Report how many lines hold the word "číslo"; answer with the number alone.

--- start of SUPPLIED RECORDS ---

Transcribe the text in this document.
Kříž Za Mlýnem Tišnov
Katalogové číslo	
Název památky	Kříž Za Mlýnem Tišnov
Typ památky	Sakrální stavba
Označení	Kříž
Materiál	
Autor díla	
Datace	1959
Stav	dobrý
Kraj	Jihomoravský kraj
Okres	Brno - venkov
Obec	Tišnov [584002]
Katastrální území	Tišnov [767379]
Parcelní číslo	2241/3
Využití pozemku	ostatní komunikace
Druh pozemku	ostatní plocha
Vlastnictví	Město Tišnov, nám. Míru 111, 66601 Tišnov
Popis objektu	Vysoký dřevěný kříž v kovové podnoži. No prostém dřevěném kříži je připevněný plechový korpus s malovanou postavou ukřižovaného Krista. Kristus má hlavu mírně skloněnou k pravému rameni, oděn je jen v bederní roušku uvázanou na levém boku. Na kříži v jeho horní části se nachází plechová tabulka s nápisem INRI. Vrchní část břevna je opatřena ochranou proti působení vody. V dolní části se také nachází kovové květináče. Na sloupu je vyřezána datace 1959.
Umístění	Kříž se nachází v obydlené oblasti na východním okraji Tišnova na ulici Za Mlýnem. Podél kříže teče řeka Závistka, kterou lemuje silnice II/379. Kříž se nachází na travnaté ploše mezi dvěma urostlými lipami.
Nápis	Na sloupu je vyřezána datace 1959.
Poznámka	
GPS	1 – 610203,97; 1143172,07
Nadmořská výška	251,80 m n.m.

--- end of SUPPLIED RECORDS ---

FINISHED EXERCISE
2